* **What the task requires**
Count the lines below that contain the word "最近使用项", and reply with only that number.

* **Material provided**
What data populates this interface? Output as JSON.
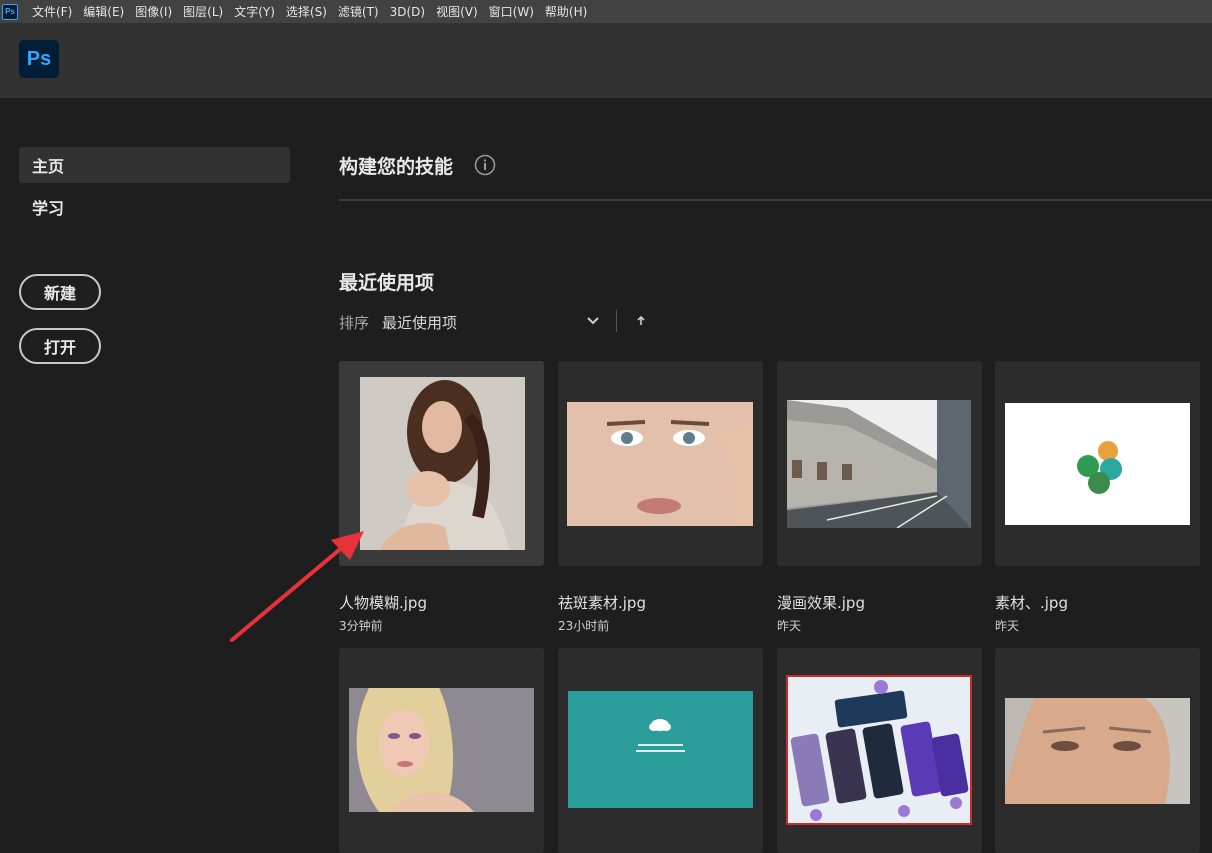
{
  "menubar": {
    "app_icon": "Ps",
    "items": [
      "文件(F)",
      "编辑(E)",
      "图像(I)",
      "图层(L)",
      "文字(Y)",
      "选择(S)",
      "滤镜(T)",
      "3D(D)",
      "视图(V)",
      "窗口(W)",
      "帮助(H)"
    ]
  },
  "header": {
    "logo": "Ps"
  },
  "sidebar": {
    "nav": [
      {
        "label": "主页",
        "active": true
      },
      {
        "label": "学习",
        "active": false
      }
    ],
    "new_label": "新建",
    "open_label": "打开"
  },
  "main": {
    "skills_title": "构建您的技能",
    "recent_title": "最近使用项",
    "sort_label": "排序",
    "sort_value": "最近使用项",
    "files": [
      {
        "name": "人物模糊.jpg",
        "time": "3分钟前"
      },
      {
        "name": "祛斑素材.jpg",
        "time": "23小时前"
      },
      {
        "name": "漫画效果.jpg",
        "time": "昨天"
      },
      {
        "name": "素材、.jpg",
        "time": "昨天"
      }
    ]
  },
  "colors": {
    "accent": "#31a8ff",
    "logo_bg": "#001e36",
    "annotation_arrow": "#e8323a",
    "teal_thumb": "#2a9d9a"
  }
}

* **Written solution**
2